**Problem to work on:**
Copy every line of the data below word for word.

Excerpts from a layout annotation set:
········

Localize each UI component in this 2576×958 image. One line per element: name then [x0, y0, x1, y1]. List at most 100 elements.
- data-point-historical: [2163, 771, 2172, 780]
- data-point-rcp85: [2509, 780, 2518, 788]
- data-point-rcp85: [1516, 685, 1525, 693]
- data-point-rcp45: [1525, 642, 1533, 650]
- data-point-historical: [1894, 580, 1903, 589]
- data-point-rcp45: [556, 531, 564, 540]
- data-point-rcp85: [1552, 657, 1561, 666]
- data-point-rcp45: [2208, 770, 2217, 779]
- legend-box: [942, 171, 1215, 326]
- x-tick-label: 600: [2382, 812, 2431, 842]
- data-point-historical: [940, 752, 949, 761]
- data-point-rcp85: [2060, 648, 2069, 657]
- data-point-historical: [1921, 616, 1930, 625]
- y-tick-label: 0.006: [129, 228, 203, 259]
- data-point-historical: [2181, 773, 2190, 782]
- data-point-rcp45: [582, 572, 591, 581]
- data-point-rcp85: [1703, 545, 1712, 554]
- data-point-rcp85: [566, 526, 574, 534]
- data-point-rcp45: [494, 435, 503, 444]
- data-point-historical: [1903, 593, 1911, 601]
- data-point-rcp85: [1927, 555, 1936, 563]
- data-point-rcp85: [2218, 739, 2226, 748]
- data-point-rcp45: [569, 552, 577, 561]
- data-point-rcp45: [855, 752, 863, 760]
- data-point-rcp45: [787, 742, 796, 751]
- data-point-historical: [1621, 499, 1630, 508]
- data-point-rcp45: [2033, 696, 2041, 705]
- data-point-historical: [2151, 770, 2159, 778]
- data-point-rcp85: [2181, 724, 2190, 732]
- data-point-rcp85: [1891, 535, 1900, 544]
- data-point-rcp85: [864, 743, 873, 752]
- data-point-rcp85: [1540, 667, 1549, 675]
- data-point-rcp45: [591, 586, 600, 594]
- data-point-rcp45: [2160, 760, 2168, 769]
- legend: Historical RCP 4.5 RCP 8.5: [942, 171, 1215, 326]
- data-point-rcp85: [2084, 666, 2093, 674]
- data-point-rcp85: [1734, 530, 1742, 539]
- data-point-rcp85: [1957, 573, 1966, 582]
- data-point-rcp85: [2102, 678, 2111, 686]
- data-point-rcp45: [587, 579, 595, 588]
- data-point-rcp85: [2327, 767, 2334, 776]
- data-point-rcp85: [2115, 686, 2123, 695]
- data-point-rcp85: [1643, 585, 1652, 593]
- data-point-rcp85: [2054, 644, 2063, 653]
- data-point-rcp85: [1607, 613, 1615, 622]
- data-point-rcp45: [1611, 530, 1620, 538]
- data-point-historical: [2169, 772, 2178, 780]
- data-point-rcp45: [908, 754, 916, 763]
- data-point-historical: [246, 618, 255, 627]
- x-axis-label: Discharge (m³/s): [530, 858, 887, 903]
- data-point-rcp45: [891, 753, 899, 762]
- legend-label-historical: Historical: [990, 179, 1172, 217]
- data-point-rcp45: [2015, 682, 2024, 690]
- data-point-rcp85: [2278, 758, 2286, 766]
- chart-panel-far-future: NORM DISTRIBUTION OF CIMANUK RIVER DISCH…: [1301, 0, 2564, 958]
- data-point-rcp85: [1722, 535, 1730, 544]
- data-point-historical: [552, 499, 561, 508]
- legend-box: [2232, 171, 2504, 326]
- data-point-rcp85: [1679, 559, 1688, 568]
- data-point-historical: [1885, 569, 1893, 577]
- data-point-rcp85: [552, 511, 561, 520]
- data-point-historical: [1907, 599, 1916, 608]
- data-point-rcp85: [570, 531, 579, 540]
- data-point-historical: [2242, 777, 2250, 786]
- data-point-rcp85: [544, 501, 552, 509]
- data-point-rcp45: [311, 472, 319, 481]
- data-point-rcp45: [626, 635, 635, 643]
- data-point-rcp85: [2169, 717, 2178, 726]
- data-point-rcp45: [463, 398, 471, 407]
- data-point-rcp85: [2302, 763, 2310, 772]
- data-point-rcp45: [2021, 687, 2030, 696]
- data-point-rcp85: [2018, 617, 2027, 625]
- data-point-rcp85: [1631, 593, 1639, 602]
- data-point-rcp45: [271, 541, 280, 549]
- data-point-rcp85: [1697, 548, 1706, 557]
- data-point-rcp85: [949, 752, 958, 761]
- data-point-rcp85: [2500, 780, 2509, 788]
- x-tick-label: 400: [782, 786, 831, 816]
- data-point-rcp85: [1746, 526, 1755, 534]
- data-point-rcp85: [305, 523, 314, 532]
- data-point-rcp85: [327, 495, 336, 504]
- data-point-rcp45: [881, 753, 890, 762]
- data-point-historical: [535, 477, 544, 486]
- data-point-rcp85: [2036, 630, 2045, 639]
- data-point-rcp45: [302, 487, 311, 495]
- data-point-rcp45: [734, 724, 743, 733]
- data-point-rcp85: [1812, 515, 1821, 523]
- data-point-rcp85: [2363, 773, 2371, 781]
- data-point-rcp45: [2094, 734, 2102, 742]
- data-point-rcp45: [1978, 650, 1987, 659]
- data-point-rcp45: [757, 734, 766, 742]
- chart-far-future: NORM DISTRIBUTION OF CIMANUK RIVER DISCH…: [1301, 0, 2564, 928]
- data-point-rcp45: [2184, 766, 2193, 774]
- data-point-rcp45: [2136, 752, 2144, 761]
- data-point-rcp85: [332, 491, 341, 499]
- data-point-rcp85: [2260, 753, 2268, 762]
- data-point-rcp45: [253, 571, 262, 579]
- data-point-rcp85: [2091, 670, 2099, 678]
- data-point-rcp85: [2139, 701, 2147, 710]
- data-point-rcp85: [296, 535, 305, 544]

········

**Full output:**
Localize each UI component in this 2576×958 image. One line per element: name then [x0, y0, x1, y1]. List at most 100 elements.
- data-point-historical: [2163, 771, 2172, 780]
- data-point-rcp85: [2509, 780, 2518, 788]
- data-point-rcp85: [1516, 685, 1525, 693]
- data-point-rcp45: [1525, 642, 1533, 650]
- data-point-historical: [1894, 580, 1903, 589]
- data-point-rcp45: [556, 531, 564, 540]
- data-point-rcp85: [1552, 657, 1561, 666]
- data-point-rcp45: [2208, 770, 2217, 779]
- legend-box: [942, 171, 1215, 326]
- x-tick-label: 600: [2382, 812, 2431, 842]
- data-point-historical: [940, 752, 949, 761]
- data-point-rcp85: [2060, 648, 2069, 657]
- data-point-historical: [1921, 616, 1930, 625]
- y-tick-label: 0.006: [129, 228, 203, 259]
- data-point-historical: [2181, 773, 2190, 782]
- data-point-rcp45: [582, 572, 591, 581]
- data-point-rcp85: [1703, 545, 1712, 554]
- data-point-rcp85: [566, 526, 574, 534]
- data-point-rcp45: [494, 435, 503, 444]
- data-point-historical: [1903, 593, 1911, 601]
- data-point-rcp85: [1927, 555, 1936, 563]
- data-point-rcp85: [2218, 739, 2226, 748]
- data-point-rcp45: [569, 552, 577, 561]
- data-point-rcp45: [855, 752, 863, 760]
- data-point-rcp45: [787, 742, 796, 751]
- data-point-historical: [1621, 499, 1630, 508]
- data-point-rcp45: [2033, 696, 2041, 705]
- data-point-historical: [2151, 770, 2159, 778]
- data-point-rcp85: [2181, 724, 2190, 732]
- data-point-rcp85: [1891, 535, 1900, 544]
- data-point-rcp85: [864, 743, 873, 752]
- data-point-rcp85: [1540, 667, 1549, 675]
- data-point-rcp45: [591, 586, 600, 594]
- data-point-rcp45: [2160, 760, 2168, 769]
- legend: Historical RCP 4.5 RCP 8.5: [942, 171, 1215, 326]
- data-point-rcp85: [2084, 666, 2093, 674]
- data-point-rcp85: [1734, 530, 1742, 539]
- data-point-rcp85: [1957, 573, 1966, 582]
- data-point-rcp85: [2102, 678, 2111, 686]
- data-point-rcp45: [587, 579, 595, 588]
- data-point-rcp85: [2327, 767, 2334, 776]
- data-point-rcp85: [2115, 686, 2123, 695]
- data-point-rcp85: [1643, 585, 1652, 593]
- data-point-rcp85: [2054, 644, 2063, 653]
- data-point-rcp85: [1607, 613, 1615, 622]
- data-point-rcp45: [1611, 530, 1620, 538]
- data-point-historical: [2169, 772, 2178, 780]
- data-point-rcp45: [908, 754, 916, 763]
- data-point-historical: [246, 618, 255, 627]
- x-axis-label: Discharge (m³/s): [530, 858, 887, 903]
- data-point-rcp45: [891, 753, 899, 762]
- legend-label-historical: Historical: [990, 179, 1172, 217]
- data-point-rcp45: [2015, 682, 2024, 690]
- data-point-rcp85: [2278, 758, 2286, 766]
- chart-panel-far-future: NORM DISTRIBUTION OF CIMANUK RIVER DISCH…: [1301, 0, 2564, 958]
- data-point-rcp85: [1722, 535, 1730, 544]
- data-point-historical: [552, 499, 561, 508]
- legend-box: [2232, 171, 2504, 326]
- data-point-rcp85: [1679, 559, 1688, 568]
- data-point-historical: [1885, 569, 1893, 577]
- data-point-rcp85: [552, 511, 561, 520]
- data-point-historical: [1907, 599, 1916, 608]
- data-point-rcp85: [570, 531, 579, 540]
- data-point-historical: [2242, 777, 2250, 786]
- data-point-rcp85: [544, 501, 552, 509]
- data-point-rcp45: [311, 472, 319, 481]
- data-point-rcp45: [626, 635, 635, 643]
- data-point-rcp85: [2169, 717, 2178, 726]
- data-point-rcp45: [463, 398, 471, 407]
- data-point-rcp85: [2302, 763, 2310, 772]
- data-point-rcp45: [2021, 687, 2030, 696]
- data-point-rcp85: [2018, 617, 2027, 625]
- data-point-rcp85: [1631, 593, 1639, 602]
- data-point-rcp45: [271, 541, 280, 549]
- data-point-rcp85: [1697, 548, 1706, 557]
- data-point-rcp85: [949, 752, 958, 761]
- data-point-rcp85: [2500, 780, 2509, 788]
- x-tick-label: 400: [782, 786, 831, 816]
- data-point-rcp85: [1746, 526, 1755, 534]
- data-point-rcp85: [305, 523, 314, 532]
- data-point-rcp85: [327, 495, 336, 504]
- data-point-rcp45: [881, 753, 890, 762]
- data-point-historical: [535, 477, 544, 486]
- data-point-rcp85: [2036, 630, 2045, 639]
- data-point-rcp45: [302, 487, 311, 495]
- data-point-rcp45: [734, 724, 743, 733]
- data-point-rcp85: [1812, 515, 1821, 523]
- data-point-rcp85: [2363, 773, 2371, 781]
- data-point-rcp45: [2094, 734, 2102, 742]
- data-point-rcp45: [1978, 650, 1987, 659]
- data-point-rcp45: [757, 734, 766, 742]
- chart-far-future: NORM DISTRIBUTION OF CIMANUK RIVER DISCH…: [1301, 0, 2564, 928]
- data-point-rcp45: [2184, 766, 2193, 774]
- data-point-rcp45: [2136, 752, 2144, 761]
- data-point-rcp85: [332, 491, 341, 499]
- data-point-rcp85: [2260, 753, 2268, 762]
- data-point-rcp45: [253, 571, 262, 579]
- data-point-rcp85: [2091, 670, 2099, 678]
- data-point-rcp85: [2139, 701, 2147, 710]
- data-point-rcp85: [296, 535, 305, 544]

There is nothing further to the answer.